--- Start ---
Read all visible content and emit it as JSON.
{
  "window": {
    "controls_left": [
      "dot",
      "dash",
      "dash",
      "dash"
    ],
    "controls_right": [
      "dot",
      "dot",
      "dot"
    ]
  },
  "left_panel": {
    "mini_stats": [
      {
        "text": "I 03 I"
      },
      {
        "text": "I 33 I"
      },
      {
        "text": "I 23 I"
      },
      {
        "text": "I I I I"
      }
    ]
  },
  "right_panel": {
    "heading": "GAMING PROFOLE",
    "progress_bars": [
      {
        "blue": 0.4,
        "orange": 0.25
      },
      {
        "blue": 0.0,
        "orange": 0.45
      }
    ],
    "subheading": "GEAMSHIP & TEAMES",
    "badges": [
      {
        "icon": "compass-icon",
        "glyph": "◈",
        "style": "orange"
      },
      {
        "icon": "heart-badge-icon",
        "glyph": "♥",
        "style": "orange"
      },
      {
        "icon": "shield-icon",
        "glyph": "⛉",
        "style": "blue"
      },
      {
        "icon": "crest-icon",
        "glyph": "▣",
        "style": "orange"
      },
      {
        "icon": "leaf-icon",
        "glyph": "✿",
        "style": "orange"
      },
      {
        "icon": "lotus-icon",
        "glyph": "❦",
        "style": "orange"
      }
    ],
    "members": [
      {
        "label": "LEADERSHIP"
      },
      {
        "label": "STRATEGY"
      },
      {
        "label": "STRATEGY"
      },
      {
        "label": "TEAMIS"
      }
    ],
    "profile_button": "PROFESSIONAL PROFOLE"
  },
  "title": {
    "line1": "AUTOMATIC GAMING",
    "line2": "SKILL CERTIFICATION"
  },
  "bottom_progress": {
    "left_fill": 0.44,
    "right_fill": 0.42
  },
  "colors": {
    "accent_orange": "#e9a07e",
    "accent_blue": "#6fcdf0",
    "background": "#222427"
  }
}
--- End ---
* _EXERCISE TASK_:
Which lines of the data include "glyph"? Copy each of them.

* _RESULT OF THIS TASK_:
        "glyph": "◈",
        "glyph": "♥",
        "glyph": "⛉",
        "glyph": "▣",
        "glyph": "✿",
        "glyph": "❦",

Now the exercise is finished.